- **Görev 1**
Kayıtlarda "button[interactable]: Put up" geçen satırdan başlayıp "button[interactable]: Remove task — [318, 304, 332, 318]" geçen satır da dahil olmak üzere o satıra kadarki satırları hiç değiştirmeden tekrarla.

--- Seçilen metin ---

00 : 00 : 00 : 00
Dağlar deyip başlayalım. Yüce dağlar, koca dağlar, boy atıp bel veren dağlar.
Yaz gelende on dördünde bir güzel gibi salınıp giden, kış gelende yağmuruna karına
meydan okuyan, yüce mi yüce, dost mu dost dağlar.
Kişioğluna el midir ki anılmasın bu dağlar! Onun yaşamının dışındamıdır ki bilinmesin!
Derdine dert katan mıdır ki sevilmesin haa!
İster boy verip başı göklere erişsin; Ağrı densin adına, ister her mevsimde başından
duman eksilmesin; Palandöken diye anılsın. İsterse bir yanı deniz, bir yanı bağlık
- bahçelik Toroslar olsun. Kimine geçim kaynağı, kimine yurt yeri, kimine mutluluk,
kimine karacalı bir öyküdür dağlar... Sevda gibi, yar gibi, türkü olup dilden dile
söylene gelen öykülü dağlar.

--- Sağlanan kayıtlar ---

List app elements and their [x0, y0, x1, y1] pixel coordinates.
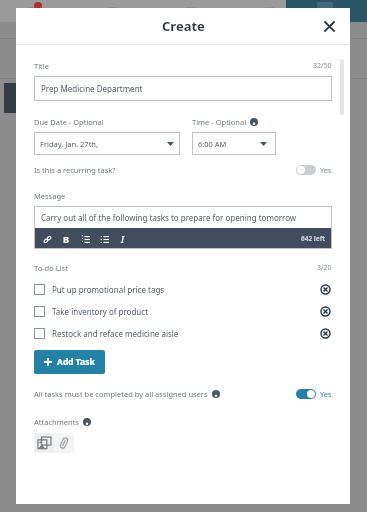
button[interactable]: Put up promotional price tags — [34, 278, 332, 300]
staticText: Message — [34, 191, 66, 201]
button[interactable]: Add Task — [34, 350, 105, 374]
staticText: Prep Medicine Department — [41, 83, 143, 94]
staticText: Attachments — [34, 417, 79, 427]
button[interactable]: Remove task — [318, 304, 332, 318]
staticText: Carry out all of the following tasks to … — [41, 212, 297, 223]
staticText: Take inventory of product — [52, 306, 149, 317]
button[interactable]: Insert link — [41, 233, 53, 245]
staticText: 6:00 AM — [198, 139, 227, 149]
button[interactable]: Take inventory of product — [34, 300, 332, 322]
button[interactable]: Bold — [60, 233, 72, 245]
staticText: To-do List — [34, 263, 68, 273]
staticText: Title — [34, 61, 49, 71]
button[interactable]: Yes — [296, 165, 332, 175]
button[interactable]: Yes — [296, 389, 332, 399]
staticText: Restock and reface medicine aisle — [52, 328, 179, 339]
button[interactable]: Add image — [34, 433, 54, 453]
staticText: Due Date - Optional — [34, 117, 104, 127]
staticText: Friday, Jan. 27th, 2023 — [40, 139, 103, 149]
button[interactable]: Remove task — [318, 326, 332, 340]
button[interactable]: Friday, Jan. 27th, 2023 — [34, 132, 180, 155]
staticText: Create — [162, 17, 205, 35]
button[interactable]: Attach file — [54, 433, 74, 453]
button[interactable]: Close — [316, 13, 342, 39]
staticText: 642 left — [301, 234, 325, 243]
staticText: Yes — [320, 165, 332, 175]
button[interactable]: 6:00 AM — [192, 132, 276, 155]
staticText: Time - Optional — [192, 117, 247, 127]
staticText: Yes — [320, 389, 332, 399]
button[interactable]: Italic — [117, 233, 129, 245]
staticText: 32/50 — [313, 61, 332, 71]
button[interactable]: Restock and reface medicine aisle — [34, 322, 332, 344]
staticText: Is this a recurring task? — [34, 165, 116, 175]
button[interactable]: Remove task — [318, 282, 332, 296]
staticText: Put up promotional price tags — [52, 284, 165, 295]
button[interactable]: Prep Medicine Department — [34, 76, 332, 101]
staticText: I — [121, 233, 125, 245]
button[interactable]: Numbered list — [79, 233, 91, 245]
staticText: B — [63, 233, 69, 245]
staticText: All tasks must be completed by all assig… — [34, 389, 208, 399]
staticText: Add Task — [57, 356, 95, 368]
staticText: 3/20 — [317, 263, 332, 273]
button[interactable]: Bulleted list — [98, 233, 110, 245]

---

- **Görev 2**
Dağlar üzerine yazılmış metinden "00 : 00 : 00" sözlerinden başlayarak "gelen öykülü dağlar." sözleri de dahil olmak üzere o noktaya kadarki bölümü aynen alıntıla.

- **Yanıt 1**
button[interactable]: Put up promotional price tags — [34, 278, 332, 300]
staticText: Message — [34, 191, 66, 201]
button[interactable]: Add Task — [34, 350, 105, 374]
staticText: Prep Medicine Department — [41, 83, 143, 94]
staticText: Attachments — [34, 417, 79, 427]
button[interactable]: Remove task — [318, 304, 332, 318]

- **Yanıt 2**
00 : 00 : 00 : 00
Dağlar deyip başlayalım. Yüce dağlar, koca dağlar, boy atıp bel veren dağlar.
Yaz gelende on dördünde bir güzel gibi salınıp giden, kış gelende yağmuruna karına
meydan okuyan, yüce mi yüce, dost mu dost dağlar.
Kişioğluna el midir ki anılmasın bu dağlar! Onun yaşamının dışındamıdır ki bilinmesin!
Derdine dert katan mıdır ki sevilmesin haa!
İster boy verip başı göklere erişsin; Ağrı densin adına, ister her mevsimde başından
duman eksilmesin; Palandöken diye anılsın. İsterse bir yanı deniz, bir yanı bağlık
- bahçelik Toroslar olsun. Kimine geçim kaynağı, kimine yurt yeri, kimine mutluluk,
kimine karacalı bir öyküdür dağlar... Sevda gibi, yar gibi, türkü olup dilden dile
söylene gelen öykülü dağlar.